Problem to solve: The entries below are to be transcribed in full, without their images.

Material provided:
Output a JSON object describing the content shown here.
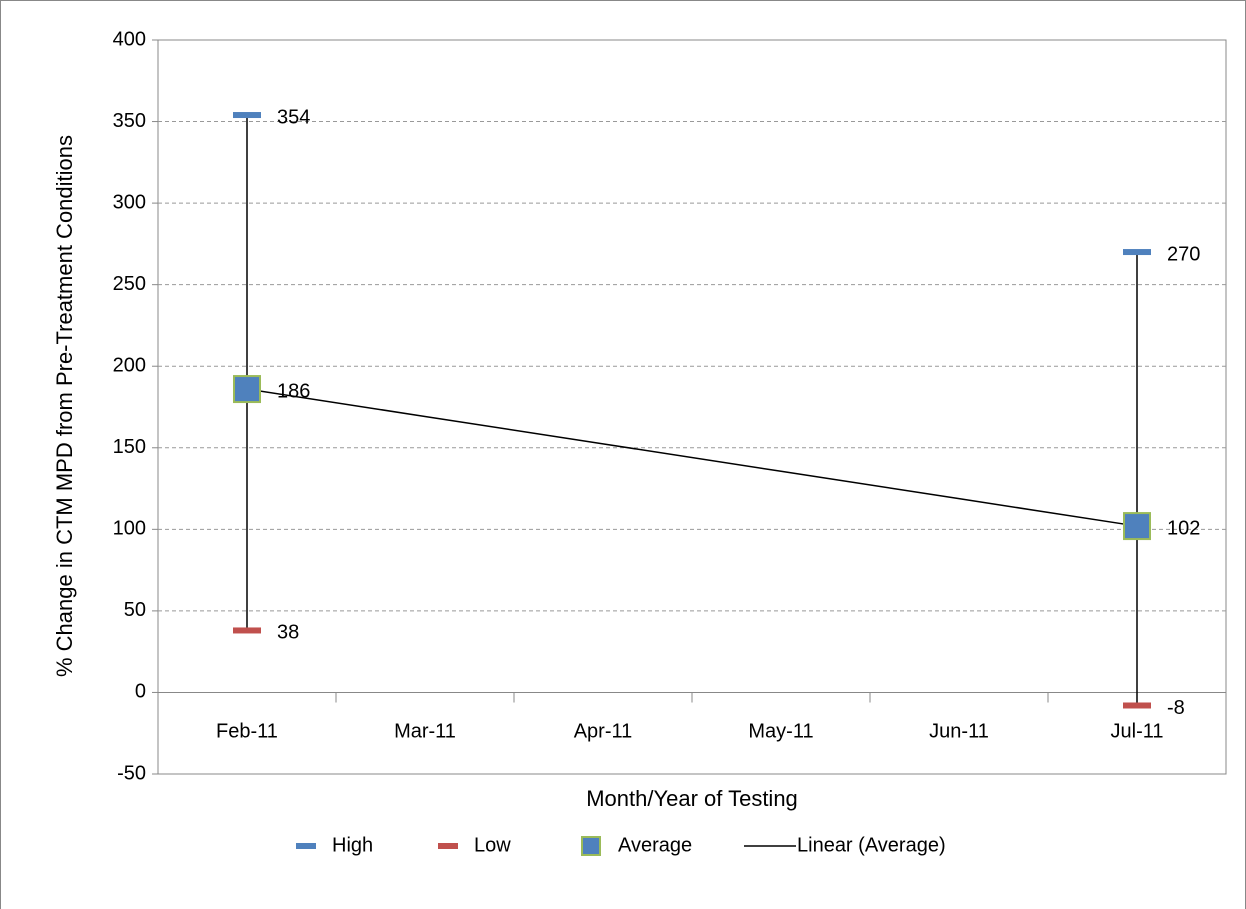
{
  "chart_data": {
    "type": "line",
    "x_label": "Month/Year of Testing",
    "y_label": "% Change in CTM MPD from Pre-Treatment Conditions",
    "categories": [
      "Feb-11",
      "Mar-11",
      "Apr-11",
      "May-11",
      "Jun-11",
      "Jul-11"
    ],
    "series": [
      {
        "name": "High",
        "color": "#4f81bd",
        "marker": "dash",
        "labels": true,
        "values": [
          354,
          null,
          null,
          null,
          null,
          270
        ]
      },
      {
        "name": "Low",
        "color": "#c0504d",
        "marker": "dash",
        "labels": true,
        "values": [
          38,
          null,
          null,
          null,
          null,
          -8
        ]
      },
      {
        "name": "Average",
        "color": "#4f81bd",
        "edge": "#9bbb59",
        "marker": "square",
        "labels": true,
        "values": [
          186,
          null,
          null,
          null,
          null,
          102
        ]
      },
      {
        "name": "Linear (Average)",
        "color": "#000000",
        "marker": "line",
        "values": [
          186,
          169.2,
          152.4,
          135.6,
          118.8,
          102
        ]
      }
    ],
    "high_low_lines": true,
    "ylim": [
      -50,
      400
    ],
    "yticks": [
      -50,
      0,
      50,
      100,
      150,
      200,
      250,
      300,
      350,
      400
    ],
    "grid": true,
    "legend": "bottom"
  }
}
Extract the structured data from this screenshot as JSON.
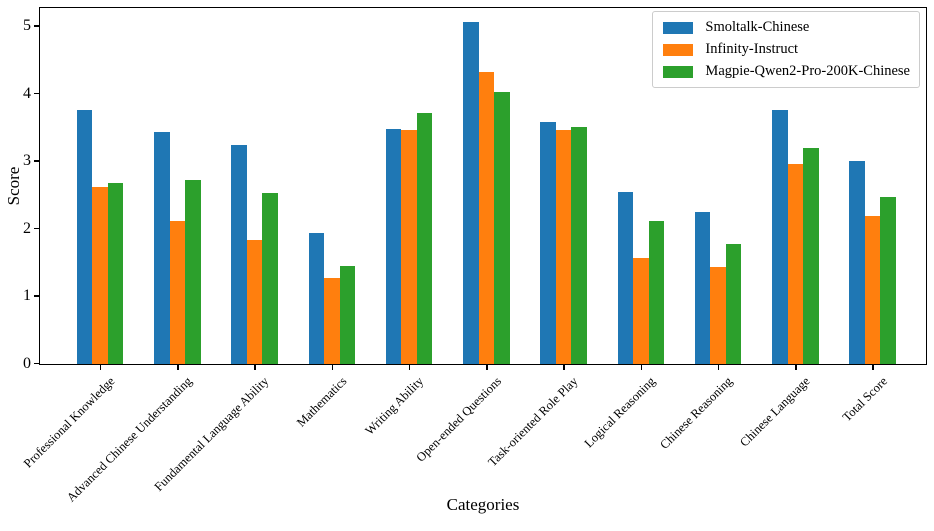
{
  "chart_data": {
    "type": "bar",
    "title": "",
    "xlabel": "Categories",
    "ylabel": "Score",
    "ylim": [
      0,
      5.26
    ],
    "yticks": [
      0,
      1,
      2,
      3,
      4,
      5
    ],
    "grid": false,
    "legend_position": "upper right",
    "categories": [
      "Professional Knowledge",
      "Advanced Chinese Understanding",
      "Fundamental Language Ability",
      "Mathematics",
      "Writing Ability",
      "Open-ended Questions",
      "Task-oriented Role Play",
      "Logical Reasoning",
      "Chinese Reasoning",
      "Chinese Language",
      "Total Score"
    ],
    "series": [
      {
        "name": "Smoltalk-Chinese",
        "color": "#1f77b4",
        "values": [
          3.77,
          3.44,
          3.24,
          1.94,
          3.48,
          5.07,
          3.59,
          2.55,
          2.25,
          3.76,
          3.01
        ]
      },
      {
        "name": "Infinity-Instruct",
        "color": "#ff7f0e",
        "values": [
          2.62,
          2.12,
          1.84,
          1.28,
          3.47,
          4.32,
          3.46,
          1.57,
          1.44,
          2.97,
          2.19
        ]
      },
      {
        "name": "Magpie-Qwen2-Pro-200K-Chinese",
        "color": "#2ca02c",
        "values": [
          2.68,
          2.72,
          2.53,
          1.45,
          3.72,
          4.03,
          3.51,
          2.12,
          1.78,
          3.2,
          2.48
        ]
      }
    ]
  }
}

The response:
Output a JSON object describing the content shown here.
{
  "chart_data": {
    "type": "line",
    "x_label": "Month/Year of Testing",
    "y_label": "% Change in CTM MPD from Pre-Treatment Conditions",
    "categories": [
      "Feb-11",
      "Mar-11",
      "Apr-11",
      "May-11",
      "Jun-11",
      "Jul-11"
    ],
    "series": [
      {
        "name": "High",
        "color": "#4f81bd",
        "marker": "dash",
        "labels": true,
        "values": [
          354,
          null,
          null,
          null,
          null,
          270
        ]
      },
      {
        "name": "Low",
        "color": "#c0504d",
        "marker": "dash",
        "labels": true,
        "values": [
          38,
          null,
          null,
          null,
          null,
          -8
        ]
      },
      {
        "name": "Average",
        "color": "#4f81bd",
        "edge": "#9bbb59",
        "marker": "square",
        "labels": true,
        "values": [
          186,
          null,
          null,
          null,
          null,
          102
        ]
      },
      {
        "name": "Linear (Average)",
        "color": "#000000",
        "marker": "line",
        "values": [
          186,
          169.2,
          152.4,
          135.6,
          118.8,
          102
        ]
      }
    ],
    "high_low_lines": true,
    "ylim": [
      -50,
      400
    ],
    "yticks": [
      -50,
      0,
      50,
      100,
      150,
      200,
      250,
      300,
      350,
      400
    ],
    "grid": true,
    "legend": "bottom"
  }
}
Extract the structured data from this screenshot as JSON.
{
  "chart_data": {
    "type": "bar",
    "title": "",
    "xlabel": "Categories",
    "ylabel": "Score",
    "ylim": [
      0,
      5.26
    ],
    "yticks": [
      0,
      1,
      2,
      3,
      4,
      5
    ],
    "grid": false,
    "legend_position": "upper right",
    "categories": [
      "Professional Knowledge",
      "Advanced Chinese Understanding",
      "Fundamental Language Ability",
      "Mathematics",
      "Writing Ability",
      "Open-ended Questions",
      "Task-oriented Role Play",
      "Logical Reasoning",
      "Chinese Reasoning",
      "Chinese Language",
      "Total Score"
    ],
    "series": [
      {
        "name": "Smoltalk-Chinese",
        "color": "#1f77b4",
        "values": [
          3.77,
          3.44,
          3.24,
          1.94,
          3.48,
          5.07,
          3.59,
          2.55,
          2.25,
          3.76,
          3.01
        ]
      },
      {
        "name": "Infinity-Instruct",
        "color": "#ff7f0e",
        "values": [
          2.62,
          2.12,
          1.84,
          1.28,
          3.47,
          4.32,
          3.46,
          1.57,
          1.44,
          2.97,
          2.19
        ]
      },
      {
        "name": "Magpie-Qwen2-Pro-200K-Chinese",
        "color": "#2ca02c",
        "values": [
          2.68,
          2.72,
          2.53,
          1.45,
          3.72,
          4.03,
          3.51,
          2.12,
          1.78,
          3.2,
          2.48
        ]
      }
    ]
  }
}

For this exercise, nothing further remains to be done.